Aim of the exercise
All of the material below is to be repeated exactly.

Dataset entries

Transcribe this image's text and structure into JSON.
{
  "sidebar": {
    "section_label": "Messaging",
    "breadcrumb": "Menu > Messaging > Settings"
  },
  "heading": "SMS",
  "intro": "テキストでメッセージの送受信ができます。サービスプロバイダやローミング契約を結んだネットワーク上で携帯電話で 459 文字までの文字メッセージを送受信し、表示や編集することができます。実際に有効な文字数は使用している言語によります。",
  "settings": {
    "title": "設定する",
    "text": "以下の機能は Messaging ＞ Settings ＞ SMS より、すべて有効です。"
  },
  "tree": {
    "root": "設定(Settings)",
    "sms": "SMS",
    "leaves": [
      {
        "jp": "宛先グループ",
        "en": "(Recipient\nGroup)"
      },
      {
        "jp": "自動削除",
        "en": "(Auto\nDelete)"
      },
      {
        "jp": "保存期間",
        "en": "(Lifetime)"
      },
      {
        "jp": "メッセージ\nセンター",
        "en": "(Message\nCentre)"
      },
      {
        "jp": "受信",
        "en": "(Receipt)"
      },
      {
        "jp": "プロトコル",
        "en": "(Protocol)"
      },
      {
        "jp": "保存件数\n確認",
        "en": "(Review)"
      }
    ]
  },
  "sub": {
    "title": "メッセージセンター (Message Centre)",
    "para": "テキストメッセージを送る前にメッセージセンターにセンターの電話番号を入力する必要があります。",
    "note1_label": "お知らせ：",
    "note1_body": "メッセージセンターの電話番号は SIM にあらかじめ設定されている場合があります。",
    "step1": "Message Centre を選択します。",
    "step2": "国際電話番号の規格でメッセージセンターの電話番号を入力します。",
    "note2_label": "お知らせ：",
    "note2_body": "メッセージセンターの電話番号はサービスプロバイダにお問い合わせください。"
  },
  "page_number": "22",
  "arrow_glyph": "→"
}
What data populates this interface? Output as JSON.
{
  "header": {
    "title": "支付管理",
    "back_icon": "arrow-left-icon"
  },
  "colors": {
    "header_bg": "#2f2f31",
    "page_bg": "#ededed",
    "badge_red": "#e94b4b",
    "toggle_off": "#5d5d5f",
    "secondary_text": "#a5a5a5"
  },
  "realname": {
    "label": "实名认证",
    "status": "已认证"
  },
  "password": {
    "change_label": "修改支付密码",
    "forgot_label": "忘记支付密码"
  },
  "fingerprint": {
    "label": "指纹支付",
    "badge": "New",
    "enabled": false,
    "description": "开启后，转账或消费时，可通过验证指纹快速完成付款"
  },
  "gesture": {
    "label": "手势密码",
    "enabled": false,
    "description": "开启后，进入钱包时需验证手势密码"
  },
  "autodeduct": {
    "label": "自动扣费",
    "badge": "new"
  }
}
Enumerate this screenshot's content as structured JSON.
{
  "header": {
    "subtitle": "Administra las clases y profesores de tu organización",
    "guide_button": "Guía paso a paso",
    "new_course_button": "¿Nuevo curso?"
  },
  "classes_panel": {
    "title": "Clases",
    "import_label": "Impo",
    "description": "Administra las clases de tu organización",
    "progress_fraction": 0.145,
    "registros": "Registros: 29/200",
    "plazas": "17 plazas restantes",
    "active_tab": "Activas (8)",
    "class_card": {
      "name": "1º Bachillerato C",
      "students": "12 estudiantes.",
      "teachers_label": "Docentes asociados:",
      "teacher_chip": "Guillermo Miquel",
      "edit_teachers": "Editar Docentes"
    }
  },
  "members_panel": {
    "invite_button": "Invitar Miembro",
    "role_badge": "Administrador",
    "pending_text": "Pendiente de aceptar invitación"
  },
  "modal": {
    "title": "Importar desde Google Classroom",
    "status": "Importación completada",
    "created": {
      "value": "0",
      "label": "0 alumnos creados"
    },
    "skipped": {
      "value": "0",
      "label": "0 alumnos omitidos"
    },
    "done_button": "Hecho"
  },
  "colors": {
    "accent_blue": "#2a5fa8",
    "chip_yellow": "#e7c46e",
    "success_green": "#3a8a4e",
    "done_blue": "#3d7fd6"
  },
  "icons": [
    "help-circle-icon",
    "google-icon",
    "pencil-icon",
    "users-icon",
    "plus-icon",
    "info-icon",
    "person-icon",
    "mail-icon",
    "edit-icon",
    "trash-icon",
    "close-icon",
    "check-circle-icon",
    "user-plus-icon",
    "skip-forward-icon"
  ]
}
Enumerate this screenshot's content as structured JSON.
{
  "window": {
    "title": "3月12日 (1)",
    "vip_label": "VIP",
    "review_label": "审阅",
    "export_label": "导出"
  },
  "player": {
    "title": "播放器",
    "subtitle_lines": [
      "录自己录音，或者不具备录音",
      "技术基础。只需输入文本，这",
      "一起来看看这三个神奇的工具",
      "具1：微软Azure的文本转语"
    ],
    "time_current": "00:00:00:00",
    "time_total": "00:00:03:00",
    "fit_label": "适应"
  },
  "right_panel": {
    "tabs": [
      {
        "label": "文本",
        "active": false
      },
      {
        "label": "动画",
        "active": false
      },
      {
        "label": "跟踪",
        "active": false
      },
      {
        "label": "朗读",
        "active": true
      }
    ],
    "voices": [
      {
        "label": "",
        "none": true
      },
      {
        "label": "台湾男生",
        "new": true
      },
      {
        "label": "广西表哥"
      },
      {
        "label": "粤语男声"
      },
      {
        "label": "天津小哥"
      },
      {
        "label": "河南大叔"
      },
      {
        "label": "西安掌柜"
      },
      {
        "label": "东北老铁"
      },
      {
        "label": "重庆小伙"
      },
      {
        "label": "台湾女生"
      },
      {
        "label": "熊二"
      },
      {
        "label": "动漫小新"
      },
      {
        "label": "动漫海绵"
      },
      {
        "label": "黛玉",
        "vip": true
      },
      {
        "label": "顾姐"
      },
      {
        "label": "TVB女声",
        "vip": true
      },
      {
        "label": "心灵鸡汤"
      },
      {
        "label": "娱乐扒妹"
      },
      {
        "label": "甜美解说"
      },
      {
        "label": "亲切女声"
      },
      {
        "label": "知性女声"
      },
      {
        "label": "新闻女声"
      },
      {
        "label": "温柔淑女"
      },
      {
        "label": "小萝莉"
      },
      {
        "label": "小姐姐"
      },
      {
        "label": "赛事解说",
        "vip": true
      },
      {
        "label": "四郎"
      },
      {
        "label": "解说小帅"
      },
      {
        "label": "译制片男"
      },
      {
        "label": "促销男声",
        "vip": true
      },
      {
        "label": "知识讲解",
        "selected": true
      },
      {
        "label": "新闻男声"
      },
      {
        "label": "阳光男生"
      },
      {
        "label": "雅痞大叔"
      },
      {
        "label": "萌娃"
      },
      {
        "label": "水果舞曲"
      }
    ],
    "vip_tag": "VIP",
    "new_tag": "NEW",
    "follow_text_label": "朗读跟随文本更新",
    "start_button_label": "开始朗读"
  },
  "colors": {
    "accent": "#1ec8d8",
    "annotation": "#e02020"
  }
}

Response to the exercise
Transcribe this image's text and structure into JSON.
{
  "sidebar": {
    "section_label": "Messaging",
    "breadcrumb": "Menu > Messaging > Settings"
  },
  "heading": "SMS",
  "intro": "テキストでメッセージの送受信ができます。サービスプロバイダやローミング契約を結んだネットワーク上で携帯電話で 459 文字までの文字メッセージを送受信し、表示や編集することができます。実際に有効な文字数は使用している言語によります。",
  "settings": {
    "title": "設定する",
    "text": "以下の機能は Messaging ＞ Settings ＞ SMS より、すべて有効です。"
  },
  "tree": {
    "root": "設定(Settings)",
    "sms": "SMS",
    "leaves": [
      {
        "jp": "宛先グループ",
        "en": "(Recipient\nGroup)"
      },
      {
        "jp": "自動削除",
        "en": "(Auto\nDelete)"
      },
      {
        "jp": "保存期間",
        "en": "(Lifetime)"
      },
      {
        "jp": "メッセージ\nセンター",
        "en": "(Message\nCentre)"
      },
      {
        "jp": "受信",
        "en": "(Receipt)"
      },
      {
        "jp": "プロトコル",
        "en": "(Protocol)"
      },
      {
        "jp": "保存件数\n確認",
        "en": "(Review)"
      }
    ]
  },
  "sub": {
    "title": "メッセージセンター (Message Centre)",
    "para": "テキストメッセージを送る前にメッセージセンターにセンターの電話番号を入力する必要があります。",
    "note1_label": "お知らせ：",
    "note1_body": "メッセージセンターの電話番号は SIM にあらかじめ設定されている場合があります。",
    "step1": "Message Centre を選択します。",
    "step2": "国際電話番号の規格でメッセージセンターの電話番号を入力します。",
    "note2_label": "お知らせ：",
    "note2_body": "メッセージセンターの電話番号はサービスプロバイダにお問い合わせください。"
  },
  "page_number": "22",
  "arrow_glyph": "→"
}
What data populates this interface? Output as JSON.
{
  "header": {
    "title": "支付管理",
    "back_icon": "arrow-left-icon"
  },
  "colors": {
    "header_bg": "#2f2f31",
    "page_bg": "#ededed",
    "badge_red": "#e94b4b",
    "toggle_off": "#5d5d5f",
    "secondary_text": "#a5a5a5"
  },
  "realname": {
    "label": "实名认证",
    "status": "已认证"
  },
  "password": {
    "change_label": "修改支付密码",
    "forgot_label": "忘记支付密码"
  },
  "fingerprint": {
    "label": "指纹支付",
    "badge": "New",
    "enabled": false,
    "description": "开启后，转账或消费时，可通过验证指纹快速完成付款"
  },
  "gesture": {
    "label": "手势密码",
    "enabled": false,
    "description": "开启后，进入钱包时需验证手势密码"
  },
  "autodeduct": {
    "label": "自动扣费",
    "badge": "new"
  }
}
Enumerate this screenshot's content as structured JSON.
{
  "header": {
    "subtitle": "Administra las clases y profesores de tu organización",
    "guide_button": "Guía paso a paso",
    "new_course_button": "¿Nuevo curso?"
  },
  "classes_panel": {
    "title": "Clases",
    "import_label": "Impo",
    "description": "Administra las clases de tu organización",
    "progress_fraction": 0.145,
    "registros": "Registros: 29/200",
    "plazas": "17 plazas restantes",
    "active_tab": "Activas (8)",
    "class_card": {
      "name": "1º Bachillerato C",
      "students": "12 estudiantes.",
      "teachers_label": "Docentes asociados:",
      "teacher_chip": "Guillermo Miquel",
      "edit_teachers": "Editar Docentes"
    }
  },
  "members_panel": {
    "invite_button": "Invitar Miembro",
    "role_badge": "Administrador",
    "pending_text": "Pendiente de aceptar invitación"
  },
  "modal": {
    "title": "Importar desde Google Classroom",
    "status": "Importación completada",
    "created": {
      "value": "0",
      "label": "0 alumnos creados"
    },
    "skipped": {
      "value": "0",
      "label": "0 alumnos omitidos"
    },
    "done_button": "Hecho"
  },
  "colors": {
    "accent_blue": "#2a5fa8",
    "chip_yellow": "#e7c46e",
    "success_green": "#3a8a4e",
    "done_blue": "#3d7fd6"
  },
  "icons": [
    "help-circle-icon",
    "google-icon",
    "pencil-icon",
    "users-icon",
    "plus-icon",
    "info-icon",
    "person-icon",
    "mail-icon",
    "edit-icon",
    "trash-icon",
    "close-icon",
    "check-circle-icon",
    "user-plus-icon",
    "skip-forward-icon"
  ]
}
Enumerate this screenshot's content as structured JSON.
{
  "window": {
    "title": "3月12日 (1)",
    "vip_label": "VIP",
    "review_label": "审阅",
    "export_label": "导出"
  },
  "player": {
    "title": "播放器",
    "subtitle_lines": [
      "录自己录音，或者不具备录音",
      "技术基础。只需输入文本，这",
      "一起来看看这三个神奇的工具",
      "具1：微软Azure的文本转语"
    ],
    "time_current": "00:00:00:00",
    "time_total": "00:00:03:00",
    "fit_label": "适应"
  },
  "right_panel": {
    "tabs": [
      {
        "label": "文本",
        "active": false
      },
      {
        "label": "动画",
        "active": false
      },
      {
        "label": "跟踪",
        "active": false
      },
      {
        "label": "朗读",
        "active": true
      }
    ],
    "voices": [
      {
        "label": "",
        "none": true
      },
      {
        "label": "台湾男生",
        "new": true
      },
      {
        "label": "广西表哥"
      },
      {
        "label": "粤语男声"
      },
      {
        "label": "天津小哥"
      },
      {
        "label": "河南大叔"
      },
      {
        "label": "西安掌柜"
      },
      {
        "label": "东北老铁"
      },
      {
        "label": "重庆小伙"
      },
      {
        "label": "台湾女生"
      },
      {
        "label": "熊二"
      },
      {
        "label": "动漫小新"
      },
      {
        "label": "动漫海绵"
      },
      {
        "label": "黛玉",
        "vip": true
      },
      {
        "label": "顾姐"
      },
      {
        "label": "TVB女声",
        "vip": true
      },
      {
        "label": "心灵鸡汤"
      },
      {
        "label": "娱乐扒妹"
      },
      {
        "label": "甜美解说"
      },
      {
        "label": "亲切女声"
      },
      {
        "label": "知性女声"
      },
      {
        "label": "新闻女声"
      },
      {
        "label": "温柔淑女"
      },
      {
        "label": "小萝莉"
      },
      {
        "label": "小姐姐"
      },
      {
        "label": "赛事解说",
        "vip": true
      },
      {
        "label": "四郎"
      },
      {
        "label": "解说小帅"
      },
      {
        "label": "译制片男"
      },
      {
        "label": "促销男声",
        "vip": true
      },
      {
        "label": "知识讲解",
        "selected": true
      },
      {
        "label": "新闻男声"
      },
      {
        "label": "阳光男生"
      },
      {
        "label": "雅痞大叔"
      },
      {
        "label": "萌娃"
      },
      {
        "label": "水果舞曲"
      }
    ],
    "vip_tag": "VIP",
    "new_tag": "NEW",
    "follow_text_label": "朗读跟随文本更新",
    "start_button_label": "开始朗读"
  },
  "colors": {
    "accent": "#1ec8d8",
    "annotation": "#e02020"
  }
}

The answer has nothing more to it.